▸ Given exercise:
All entries must be repeated exactly; do not include the pictures.

-------- The data

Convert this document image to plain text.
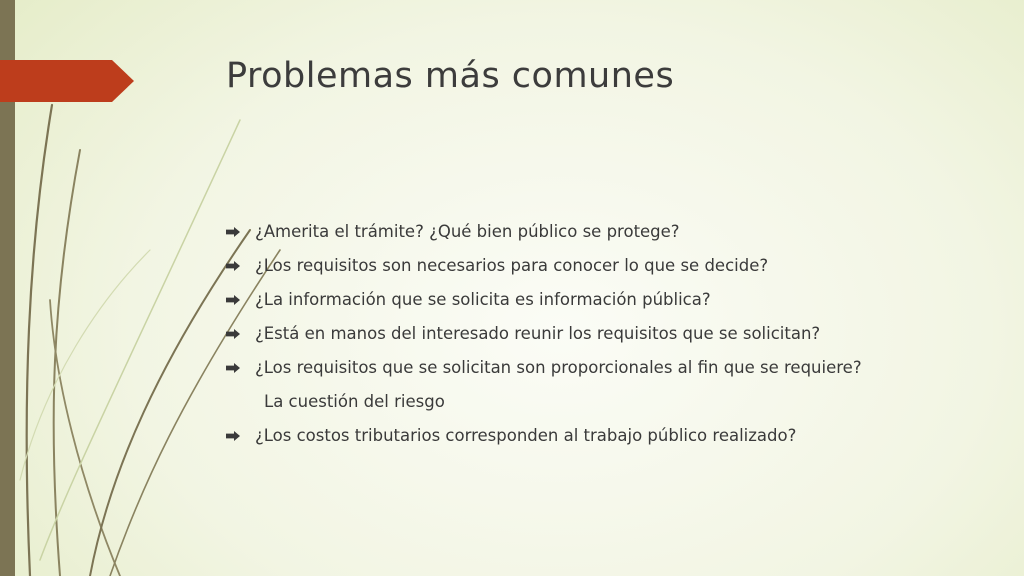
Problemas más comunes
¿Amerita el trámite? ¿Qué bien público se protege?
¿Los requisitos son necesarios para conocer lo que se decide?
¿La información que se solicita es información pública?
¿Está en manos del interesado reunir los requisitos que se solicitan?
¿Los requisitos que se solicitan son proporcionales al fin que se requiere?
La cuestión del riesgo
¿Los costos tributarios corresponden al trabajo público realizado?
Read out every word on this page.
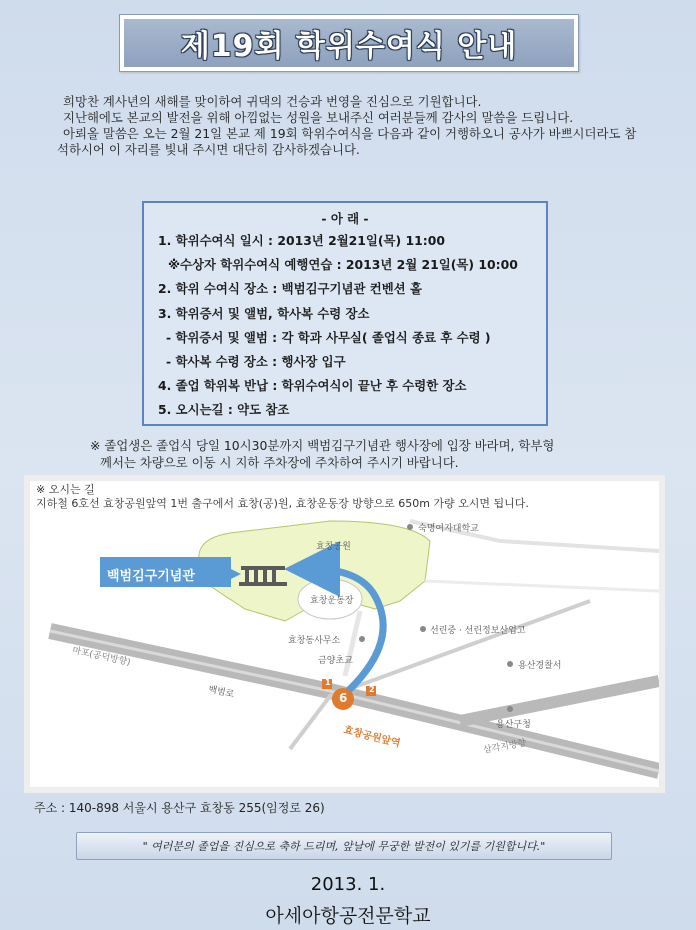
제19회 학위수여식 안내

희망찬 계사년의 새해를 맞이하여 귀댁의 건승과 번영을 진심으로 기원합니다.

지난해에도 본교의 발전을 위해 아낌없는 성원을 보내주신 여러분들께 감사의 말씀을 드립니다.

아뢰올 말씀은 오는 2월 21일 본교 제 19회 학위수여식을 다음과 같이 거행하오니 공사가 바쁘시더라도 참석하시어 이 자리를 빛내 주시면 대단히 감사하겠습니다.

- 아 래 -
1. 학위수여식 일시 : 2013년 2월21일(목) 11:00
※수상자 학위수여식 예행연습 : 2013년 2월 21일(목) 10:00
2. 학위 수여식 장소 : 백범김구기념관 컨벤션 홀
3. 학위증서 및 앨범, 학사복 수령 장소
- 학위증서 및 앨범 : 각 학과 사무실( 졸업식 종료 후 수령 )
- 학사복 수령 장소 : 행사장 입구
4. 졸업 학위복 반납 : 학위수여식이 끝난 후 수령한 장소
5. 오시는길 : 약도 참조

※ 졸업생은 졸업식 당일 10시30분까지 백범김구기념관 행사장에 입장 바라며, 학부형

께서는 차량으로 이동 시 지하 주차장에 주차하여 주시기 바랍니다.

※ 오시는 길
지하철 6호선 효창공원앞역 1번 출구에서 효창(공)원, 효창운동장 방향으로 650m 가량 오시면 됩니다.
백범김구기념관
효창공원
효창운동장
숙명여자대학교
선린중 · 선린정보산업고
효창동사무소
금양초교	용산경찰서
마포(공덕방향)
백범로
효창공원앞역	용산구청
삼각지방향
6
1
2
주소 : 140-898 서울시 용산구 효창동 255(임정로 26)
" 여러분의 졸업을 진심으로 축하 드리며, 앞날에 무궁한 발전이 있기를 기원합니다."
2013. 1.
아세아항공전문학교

----------------

▸ Expected answer:
Convert this document image to plain text.
Problemas más comunes
¿Amerita el trámite? ¿Qué bien público se protege?
¿Los requisitos son necesarios para conocer lo que se decide?
¿La información que se solicita es información pública?
¿Está en manos del interesado reunir los requisitos que se solicitan?
¿Los requisitos que se solicitan son proporcionales al fin que se requiere?
La cuestión del riesgo
¿Los costos tributarios corresponden al trabajo público realizado?
Read out every word on this page.
제19회 학위수여식 안내

희망찬 계사년의 새해를 맞이하여 귀댁의 건승과 번영을 진심으로 기원합니다.

지난해에도 본교의 발전을 위해 아낌없는 성원을 보내주신 여러분들께 감사의 말씀을 드립니다.

아뢰올 말씀은 오는 2월 21일 본교 제 19회 학위수여식을 다음과 같이 거행하오니 공사가 바쁘시더라도 참석하시어 이 자리를 빛내 주시면 대단히 감사하겠습니다.

- 아 래 -
1. 학위수여식 일시 : 2013년 2월21일(목) 11:00
※수상자 학위수여식 예행연습 : 2013년 2월 21일(목) 10:00
2. 학위 수여식 장소 : 백범김구기념관 컨벤션 홀
3. 학위증서 및 앨범, 학사복 수령 장소
- 학위증서 및 앨범 : 각 학과 사무실( 졸업식 종료 후 수령 )
- 학사복 수령 장소 : 행사장 입구
4. 졸업 학위복 반납 : 학위수여식이 끝난 후 수령한 장소
5. 오시는길 : 약도 참조

※ 졸업생은 졸업식 당일 10시30분까지 백범김구기념관 행사장에 입장 바라며, 학부형

께서는 차량으로 이동 시 지하 주차장에 주차하여 주시기 바랍니다.

※ 오시는 길
지하철 6호선 효창공원앞역 1번 출구에서 효창(공)원, 효창운동장 방향으로 650m 가량 오시면 됩니다.
백범김구기념관
효창공원
효창운동장
숙명여자대학교
선린중 · 선린정보산업고
효창동사무소
금양초교	용산경찰서
마포(공덕방향)
백범로
효창공원앞역	용산구청
삼각지방향
6
1
2
주소 : 140-898 서울시 용산구 효창동 255(임정로 26)
" 여러분의 졸업을 진심으로 축하 드리며, 앞날에 무궁한 발전이 있기를 기원합니다."
2013. 1.
아세아항공전문학교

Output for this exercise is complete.